Exercise aim =>
Gather each line containing the string "Sheet" from these entries.

Records shown =>
━━━━━━
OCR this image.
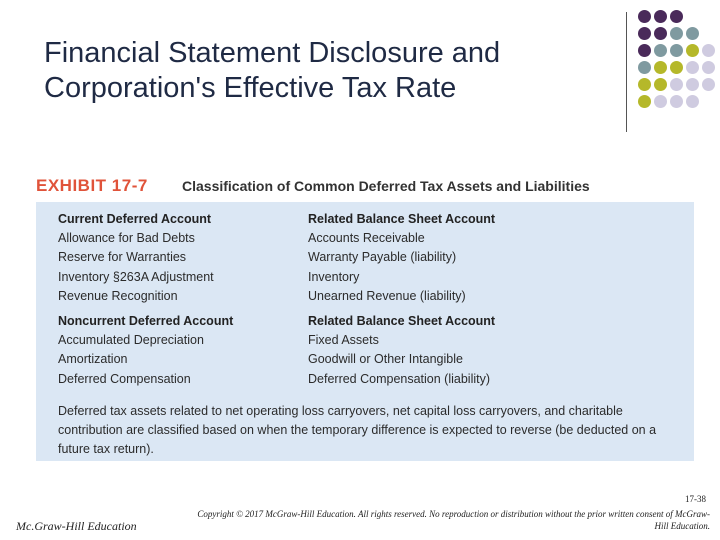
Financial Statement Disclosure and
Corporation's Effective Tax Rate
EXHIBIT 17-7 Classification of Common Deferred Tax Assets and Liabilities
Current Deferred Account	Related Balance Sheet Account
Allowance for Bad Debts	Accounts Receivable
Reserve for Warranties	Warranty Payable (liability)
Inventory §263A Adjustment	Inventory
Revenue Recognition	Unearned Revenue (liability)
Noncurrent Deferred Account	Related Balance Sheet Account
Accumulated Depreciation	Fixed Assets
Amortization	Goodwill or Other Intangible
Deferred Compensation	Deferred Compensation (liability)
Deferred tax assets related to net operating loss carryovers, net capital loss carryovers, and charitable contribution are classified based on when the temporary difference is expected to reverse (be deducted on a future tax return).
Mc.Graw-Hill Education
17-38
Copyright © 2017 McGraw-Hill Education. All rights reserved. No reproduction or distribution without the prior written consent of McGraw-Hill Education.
━━━━━━
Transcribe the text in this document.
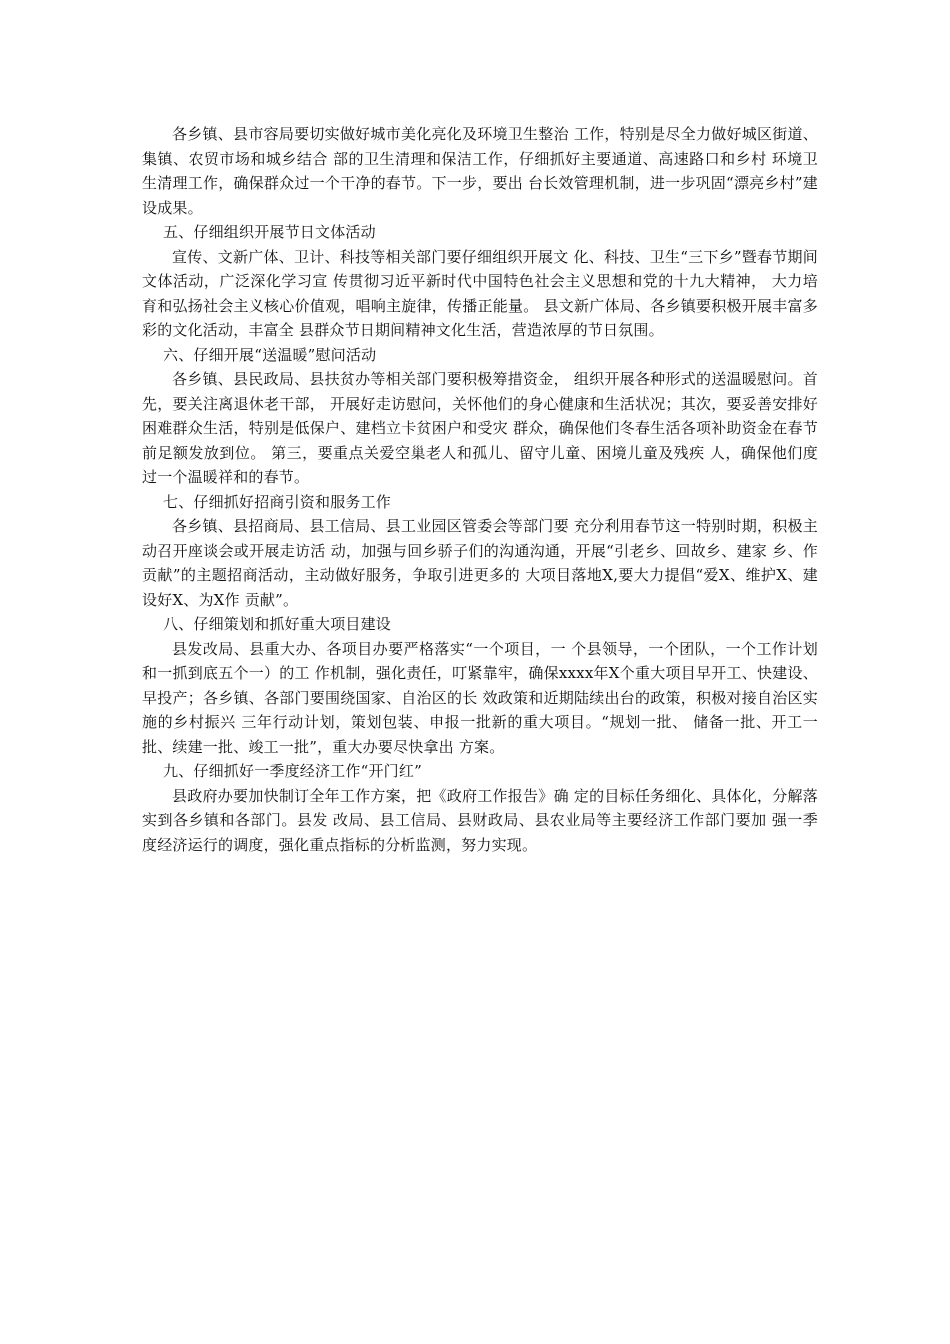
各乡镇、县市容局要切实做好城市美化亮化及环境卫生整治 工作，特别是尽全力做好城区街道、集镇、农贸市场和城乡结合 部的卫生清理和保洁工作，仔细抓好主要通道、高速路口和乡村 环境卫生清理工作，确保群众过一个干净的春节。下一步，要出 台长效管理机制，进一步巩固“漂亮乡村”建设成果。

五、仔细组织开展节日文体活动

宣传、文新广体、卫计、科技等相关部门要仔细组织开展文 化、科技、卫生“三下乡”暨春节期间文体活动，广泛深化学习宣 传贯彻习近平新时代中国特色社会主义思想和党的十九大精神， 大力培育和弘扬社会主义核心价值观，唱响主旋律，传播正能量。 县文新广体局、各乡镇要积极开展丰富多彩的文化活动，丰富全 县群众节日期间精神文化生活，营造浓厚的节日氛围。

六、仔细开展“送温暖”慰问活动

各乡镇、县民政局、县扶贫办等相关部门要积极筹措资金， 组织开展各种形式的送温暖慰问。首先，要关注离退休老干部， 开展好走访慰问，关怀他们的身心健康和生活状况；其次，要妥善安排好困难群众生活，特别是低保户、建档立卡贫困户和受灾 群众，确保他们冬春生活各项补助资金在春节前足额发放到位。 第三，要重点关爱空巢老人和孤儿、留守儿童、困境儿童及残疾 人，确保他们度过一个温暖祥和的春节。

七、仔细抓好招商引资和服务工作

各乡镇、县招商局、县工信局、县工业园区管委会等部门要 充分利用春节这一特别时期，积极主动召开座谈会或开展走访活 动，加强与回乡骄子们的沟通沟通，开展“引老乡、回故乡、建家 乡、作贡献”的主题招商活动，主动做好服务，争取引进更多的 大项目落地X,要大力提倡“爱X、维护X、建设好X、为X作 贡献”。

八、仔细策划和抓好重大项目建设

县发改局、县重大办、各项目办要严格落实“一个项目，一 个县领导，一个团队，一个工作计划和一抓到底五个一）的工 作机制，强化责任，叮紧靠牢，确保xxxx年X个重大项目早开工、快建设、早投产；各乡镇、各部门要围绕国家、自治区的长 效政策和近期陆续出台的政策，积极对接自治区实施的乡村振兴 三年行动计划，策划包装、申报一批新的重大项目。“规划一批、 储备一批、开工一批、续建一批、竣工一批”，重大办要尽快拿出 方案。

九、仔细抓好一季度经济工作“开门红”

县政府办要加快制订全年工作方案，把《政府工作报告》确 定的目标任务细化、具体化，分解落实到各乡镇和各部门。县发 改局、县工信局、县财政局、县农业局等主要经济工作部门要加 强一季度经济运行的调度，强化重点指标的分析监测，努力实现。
━━━━━━
Result for this exercise =>
Current Deferred Account	Related Balance Sheet Account
Noncurrent Deferred Account	Related Balance Sheet Account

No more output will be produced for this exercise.